_出典_.
※

個人的には、それが胸に刻みつけられたオリンピックだった。

 今回のソチオリンピックの高橋選手の演技から受け取ったのは、静謐の中に覚悟と成熟と哀しい諦めが内包されたものだった。そうならなければいけなかった残酷さに、今まで高橋選手の演技を見て流したものとは違う涙が溢れた。

治癒しなかった肉体に、世界の祭典であるオリンピック代表としての重責を乗せて、高橋選手は見事にふたつのプログラムを滑り切った。それからもたらされたものは、6位入賞という成績と、彼が代表に選ばれたことを世間に納得させるだけの感動。それが、現在の高橋選手自身が与えられると思うもの全てを出し切り、見る側がそれをしっかりと受け取った結果だ。
代表に選ばれてからの1ヶ月半の間の高橋選手の苦悩は測り知れない。思うようにならない肉体と、競技者としてのプライド、表現者としての欲望、代表としての責任。とても嫌いな言い回しだが、彼はそれらすべてに折り合いをつけ、出来うる限りの発現を成功させた。

※

_設問_.
ソチ五輪の高橋選手についての文章によれば、6位入賞という成績と、代表選出を世間に納得させるだけの感動がもたらされたのはなぜか。1～3文で説明せよ。 記録は参照しなくてよい。

※

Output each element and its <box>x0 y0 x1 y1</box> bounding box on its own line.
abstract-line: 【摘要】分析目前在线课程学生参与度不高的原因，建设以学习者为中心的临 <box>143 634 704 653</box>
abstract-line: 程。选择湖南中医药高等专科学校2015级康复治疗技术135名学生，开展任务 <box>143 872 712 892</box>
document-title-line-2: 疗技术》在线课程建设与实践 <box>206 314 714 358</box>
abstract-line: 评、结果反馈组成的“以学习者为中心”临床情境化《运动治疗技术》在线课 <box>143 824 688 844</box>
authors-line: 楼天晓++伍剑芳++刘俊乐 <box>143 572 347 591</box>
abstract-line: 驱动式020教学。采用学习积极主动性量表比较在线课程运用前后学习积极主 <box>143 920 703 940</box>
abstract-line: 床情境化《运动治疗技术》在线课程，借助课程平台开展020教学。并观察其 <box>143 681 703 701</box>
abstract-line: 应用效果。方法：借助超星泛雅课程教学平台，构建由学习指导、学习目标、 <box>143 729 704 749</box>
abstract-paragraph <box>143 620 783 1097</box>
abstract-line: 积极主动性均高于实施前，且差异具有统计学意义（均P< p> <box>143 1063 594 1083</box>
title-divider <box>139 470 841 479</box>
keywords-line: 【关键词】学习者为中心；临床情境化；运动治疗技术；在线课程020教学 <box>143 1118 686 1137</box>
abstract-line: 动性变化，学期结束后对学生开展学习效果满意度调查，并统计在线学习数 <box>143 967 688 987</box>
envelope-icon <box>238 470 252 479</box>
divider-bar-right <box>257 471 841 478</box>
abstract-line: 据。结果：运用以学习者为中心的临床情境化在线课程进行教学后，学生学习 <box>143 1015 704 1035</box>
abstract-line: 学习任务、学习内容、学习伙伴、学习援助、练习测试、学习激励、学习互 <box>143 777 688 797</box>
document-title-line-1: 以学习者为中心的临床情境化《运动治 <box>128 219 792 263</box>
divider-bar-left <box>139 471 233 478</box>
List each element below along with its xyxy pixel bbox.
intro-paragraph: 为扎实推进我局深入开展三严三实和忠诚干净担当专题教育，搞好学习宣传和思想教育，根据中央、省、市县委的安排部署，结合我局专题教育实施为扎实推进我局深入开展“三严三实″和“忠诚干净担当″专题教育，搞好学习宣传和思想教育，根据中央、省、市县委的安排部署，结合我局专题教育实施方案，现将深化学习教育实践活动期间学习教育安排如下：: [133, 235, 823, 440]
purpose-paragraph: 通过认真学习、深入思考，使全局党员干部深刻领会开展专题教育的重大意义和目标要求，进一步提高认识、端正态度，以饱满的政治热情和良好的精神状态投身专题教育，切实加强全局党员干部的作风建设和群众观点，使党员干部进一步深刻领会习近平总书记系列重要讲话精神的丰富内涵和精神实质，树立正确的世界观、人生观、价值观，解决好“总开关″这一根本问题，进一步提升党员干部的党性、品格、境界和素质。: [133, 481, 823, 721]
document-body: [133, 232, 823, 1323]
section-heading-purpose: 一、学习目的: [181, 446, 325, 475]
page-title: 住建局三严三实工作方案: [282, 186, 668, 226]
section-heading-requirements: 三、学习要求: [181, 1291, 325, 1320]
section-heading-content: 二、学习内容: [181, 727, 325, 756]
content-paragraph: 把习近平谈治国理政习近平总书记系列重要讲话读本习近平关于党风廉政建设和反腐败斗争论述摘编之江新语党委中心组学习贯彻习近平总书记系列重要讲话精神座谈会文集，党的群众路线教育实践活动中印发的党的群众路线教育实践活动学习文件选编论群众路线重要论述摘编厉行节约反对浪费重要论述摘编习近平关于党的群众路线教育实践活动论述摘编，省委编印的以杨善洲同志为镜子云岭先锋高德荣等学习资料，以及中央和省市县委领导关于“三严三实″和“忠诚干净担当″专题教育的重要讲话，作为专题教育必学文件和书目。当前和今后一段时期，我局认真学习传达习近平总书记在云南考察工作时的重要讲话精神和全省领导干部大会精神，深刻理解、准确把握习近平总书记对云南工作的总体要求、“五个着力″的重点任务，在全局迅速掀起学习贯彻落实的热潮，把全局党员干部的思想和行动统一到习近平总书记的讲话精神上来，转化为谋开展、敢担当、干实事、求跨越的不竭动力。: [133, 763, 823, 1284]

※

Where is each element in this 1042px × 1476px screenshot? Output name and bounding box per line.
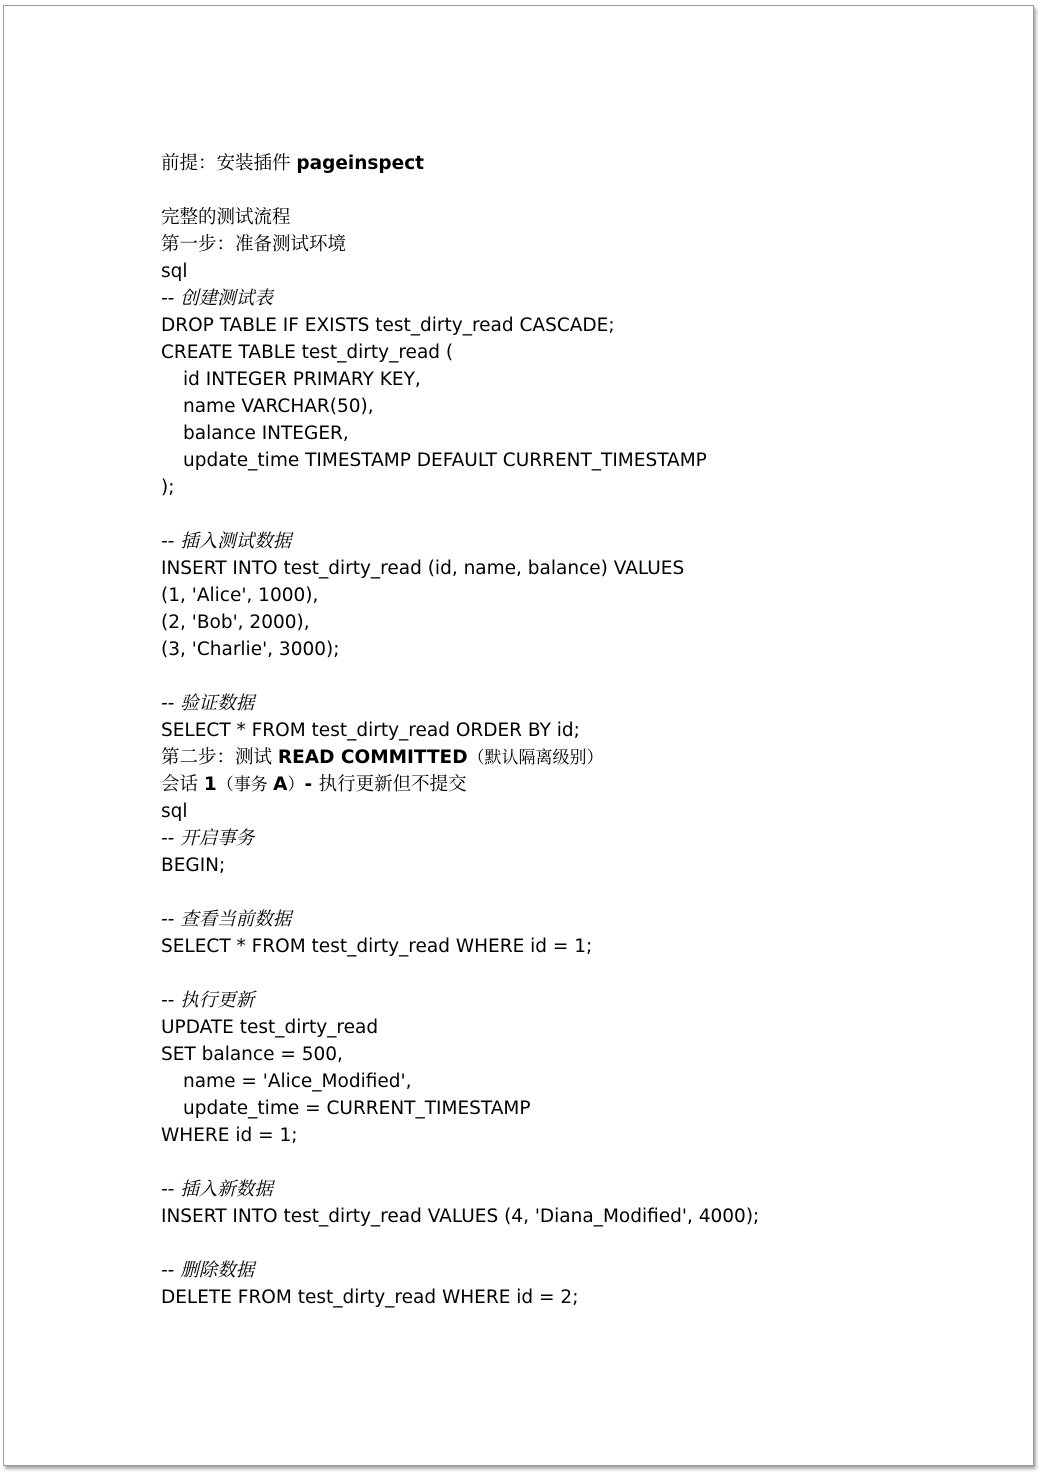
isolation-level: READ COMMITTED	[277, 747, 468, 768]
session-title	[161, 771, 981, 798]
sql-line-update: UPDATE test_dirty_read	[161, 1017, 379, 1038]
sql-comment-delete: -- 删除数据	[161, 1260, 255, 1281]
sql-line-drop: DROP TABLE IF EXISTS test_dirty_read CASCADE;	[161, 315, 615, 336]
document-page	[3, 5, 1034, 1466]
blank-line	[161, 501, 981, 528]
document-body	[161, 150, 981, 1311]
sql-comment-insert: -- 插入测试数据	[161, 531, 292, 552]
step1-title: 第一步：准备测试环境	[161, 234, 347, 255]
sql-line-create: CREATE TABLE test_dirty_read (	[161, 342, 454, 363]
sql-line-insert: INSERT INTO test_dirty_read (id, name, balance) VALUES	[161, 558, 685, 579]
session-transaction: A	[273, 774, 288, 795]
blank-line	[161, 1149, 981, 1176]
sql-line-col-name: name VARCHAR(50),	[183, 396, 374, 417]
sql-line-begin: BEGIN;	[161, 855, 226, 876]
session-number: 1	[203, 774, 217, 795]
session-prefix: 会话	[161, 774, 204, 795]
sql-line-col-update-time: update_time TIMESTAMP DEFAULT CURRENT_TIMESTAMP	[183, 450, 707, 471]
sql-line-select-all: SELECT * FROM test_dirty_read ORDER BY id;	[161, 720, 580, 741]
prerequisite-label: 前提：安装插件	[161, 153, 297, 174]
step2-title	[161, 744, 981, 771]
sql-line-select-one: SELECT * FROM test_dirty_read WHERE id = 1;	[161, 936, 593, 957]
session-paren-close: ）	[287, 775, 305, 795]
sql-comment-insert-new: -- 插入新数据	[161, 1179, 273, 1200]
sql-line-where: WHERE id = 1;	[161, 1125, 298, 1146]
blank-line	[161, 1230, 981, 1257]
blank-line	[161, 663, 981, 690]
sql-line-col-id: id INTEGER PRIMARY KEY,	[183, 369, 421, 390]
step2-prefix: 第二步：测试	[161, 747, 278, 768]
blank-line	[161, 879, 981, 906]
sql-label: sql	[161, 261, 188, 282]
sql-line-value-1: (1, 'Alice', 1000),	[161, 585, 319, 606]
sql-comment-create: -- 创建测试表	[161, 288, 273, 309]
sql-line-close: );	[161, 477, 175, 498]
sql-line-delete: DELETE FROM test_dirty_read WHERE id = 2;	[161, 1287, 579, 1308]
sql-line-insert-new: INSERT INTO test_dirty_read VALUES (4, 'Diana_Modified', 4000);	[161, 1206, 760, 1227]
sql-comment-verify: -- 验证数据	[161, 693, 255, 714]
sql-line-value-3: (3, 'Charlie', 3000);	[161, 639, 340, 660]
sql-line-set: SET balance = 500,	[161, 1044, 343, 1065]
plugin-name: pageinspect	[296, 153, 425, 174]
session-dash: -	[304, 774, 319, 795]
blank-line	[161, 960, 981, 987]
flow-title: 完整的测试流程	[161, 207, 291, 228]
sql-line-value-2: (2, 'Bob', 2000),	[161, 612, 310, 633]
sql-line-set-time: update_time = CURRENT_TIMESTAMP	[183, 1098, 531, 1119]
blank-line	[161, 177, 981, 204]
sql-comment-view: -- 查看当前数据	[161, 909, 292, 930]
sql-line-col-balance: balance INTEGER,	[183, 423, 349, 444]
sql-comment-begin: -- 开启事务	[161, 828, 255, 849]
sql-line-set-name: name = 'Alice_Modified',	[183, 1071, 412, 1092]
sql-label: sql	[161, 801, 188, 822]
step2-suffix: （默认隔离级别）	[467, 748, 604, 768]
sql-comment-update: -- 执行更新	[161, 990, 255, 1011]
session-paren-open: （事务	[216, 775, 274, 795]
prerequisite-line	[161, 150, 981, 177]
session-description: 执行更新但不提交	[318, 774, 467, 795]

※

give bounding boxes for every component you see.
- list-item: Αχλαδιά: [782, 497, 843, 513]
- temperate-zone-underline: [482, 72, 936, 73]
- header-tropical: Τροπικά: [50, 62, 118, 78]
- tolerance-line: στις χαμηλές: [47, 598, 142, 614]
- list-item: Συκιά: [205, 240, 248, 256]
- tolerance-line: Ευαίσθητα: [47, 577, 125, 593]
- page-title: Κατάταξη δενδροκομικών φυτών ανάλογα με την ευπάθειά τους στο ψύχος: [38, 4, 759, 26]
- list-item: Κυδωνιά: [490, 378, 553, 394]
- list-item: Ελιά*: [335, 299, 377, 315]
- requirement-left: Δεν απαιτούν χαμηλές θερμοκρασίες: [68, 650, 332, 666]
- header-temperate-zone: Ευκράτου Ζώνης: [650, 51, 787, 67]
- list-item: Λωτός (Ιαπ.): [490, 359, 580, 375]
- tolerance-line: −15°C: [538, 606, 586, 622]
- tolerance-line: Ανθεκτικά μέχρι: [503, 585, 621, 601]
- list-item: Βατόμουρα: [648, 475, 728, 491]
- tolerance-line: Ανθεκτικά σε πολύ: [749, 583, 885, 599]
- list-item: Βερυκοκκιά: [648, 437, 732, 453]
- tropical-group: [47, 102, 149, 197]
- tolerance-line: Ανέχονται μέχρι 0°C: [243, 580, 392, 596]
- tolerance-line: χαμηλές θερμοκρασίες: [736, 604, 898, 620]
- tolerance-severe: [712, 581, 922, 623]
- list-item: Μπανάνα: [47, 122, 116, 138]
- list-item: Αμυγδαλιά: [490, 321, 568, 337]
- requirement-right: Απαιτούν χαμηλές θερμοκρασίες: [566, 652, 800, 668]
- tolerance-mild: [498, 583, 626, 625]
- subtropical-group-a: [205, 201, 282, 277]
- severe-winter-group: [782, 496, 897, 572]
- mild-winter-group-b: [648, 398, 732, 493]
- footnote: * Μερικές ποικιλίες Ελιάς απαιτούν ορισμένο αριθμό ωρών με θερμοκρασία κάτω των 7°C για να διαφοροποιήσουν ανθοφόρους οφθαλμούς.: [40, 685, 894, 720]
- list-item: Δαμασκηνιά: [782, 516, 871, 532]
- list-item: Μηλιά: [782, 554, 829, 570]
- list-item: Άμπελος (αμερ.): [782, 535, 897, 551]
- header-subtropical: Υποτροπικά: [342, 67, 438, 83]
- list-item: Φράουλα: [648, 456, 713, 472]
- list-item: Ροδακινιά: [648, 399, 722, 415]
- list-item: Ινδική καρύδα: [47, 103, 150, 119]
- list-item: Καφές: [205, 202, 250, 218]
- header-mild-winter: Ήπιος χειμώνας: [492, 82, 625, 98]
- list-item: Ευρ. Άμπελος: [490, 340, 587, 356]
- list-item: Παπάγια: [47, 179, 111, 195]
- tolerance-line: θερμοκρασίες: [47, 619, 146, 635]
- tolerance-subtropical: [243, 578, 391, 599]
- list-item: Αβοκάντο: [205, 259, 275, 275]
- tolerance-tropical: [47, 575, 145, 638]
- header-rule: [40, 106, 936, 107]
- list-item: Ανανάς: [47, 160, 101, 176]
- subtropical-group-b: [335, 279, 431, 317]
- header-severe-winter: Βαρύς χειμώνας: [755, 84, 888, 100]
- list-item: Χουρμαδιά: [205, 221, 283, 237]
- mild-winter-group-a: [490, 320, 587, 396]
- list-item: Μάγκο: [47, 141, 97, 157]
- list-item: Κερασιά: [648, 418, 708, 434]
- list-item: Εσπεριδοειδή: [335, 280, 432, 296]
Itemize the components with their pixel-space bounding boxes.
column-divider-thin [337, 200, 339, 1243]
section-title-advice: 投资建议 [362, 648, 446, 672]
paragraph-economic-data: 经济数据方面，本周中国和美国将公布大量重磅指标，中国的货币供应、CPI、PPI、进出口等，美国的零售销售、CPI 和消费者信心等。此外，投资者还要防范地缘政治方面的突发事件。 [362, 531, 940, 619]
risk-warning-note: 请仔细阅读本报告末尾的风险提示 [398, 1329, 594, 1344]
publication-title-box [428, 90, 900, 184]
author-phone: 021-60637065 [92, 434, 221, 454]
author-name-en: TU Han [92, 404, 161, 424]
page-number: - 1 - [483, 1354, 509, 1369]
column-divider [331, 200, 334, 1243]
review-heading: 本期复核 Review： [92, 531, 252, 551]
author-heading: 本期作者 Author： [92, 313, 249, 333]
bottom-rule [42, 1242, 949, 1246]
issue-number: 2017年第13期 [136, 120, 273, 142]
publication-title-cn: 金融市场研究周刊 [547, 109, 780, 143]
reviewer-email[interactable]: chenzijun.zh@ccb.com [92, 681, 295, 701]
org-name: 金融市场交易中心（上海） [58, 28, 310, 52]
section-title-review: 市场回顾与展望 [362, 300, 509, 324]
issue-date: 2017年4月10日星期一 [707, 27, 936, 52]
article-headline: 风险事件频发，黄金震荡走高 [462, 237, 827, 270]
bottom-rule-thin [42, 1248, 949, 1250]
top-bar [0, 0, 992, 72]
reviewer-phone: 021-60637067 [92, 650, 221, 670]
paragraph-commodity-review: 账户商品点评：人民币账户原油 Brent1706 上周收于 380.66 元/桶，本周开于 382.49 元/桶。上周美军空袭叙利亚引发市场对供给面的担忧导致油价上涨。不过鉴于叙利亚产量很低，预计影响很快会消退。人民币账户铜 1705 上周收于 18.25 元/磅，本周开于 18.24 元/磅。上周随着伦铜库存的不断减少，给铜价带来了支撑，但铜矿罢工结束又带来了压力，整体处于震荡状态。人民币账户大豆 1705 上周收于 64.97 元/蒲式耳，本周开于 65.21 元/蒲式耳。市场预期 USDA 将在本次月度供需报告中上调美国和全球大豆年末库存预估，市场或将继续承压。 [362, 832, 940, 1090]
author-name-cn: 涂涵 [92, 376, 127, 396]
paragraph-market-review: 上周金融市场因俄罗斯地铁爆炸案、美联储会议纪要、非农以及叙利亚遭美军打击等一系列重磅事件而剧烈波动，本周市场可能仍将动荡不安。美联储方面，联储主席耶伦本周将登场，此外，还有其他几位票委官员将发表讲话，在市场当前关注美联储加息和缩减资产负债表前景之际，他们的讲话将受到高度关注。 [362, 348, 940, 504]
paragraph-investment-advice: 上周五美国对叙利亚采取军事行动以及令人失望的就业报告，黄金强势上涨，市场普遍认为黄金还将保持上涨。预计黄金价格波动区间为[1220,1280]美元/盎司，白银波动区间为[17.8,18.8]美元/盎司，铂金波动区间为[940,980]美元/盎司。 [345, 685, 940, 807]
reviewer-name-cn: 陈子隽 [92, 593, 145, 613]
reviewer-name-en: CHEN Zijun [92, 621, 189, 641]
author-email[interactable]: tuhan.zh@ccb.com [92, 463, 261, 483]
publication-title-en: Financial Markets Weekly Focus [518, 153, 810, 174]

※

_解答_.
高橋選手が、現在の自分が与えられると思うものをすべて出し切り、見る側がそれをしっかりと受け取ったからだ。その結果として、6位入賞という成績と感動が生まれたとされている。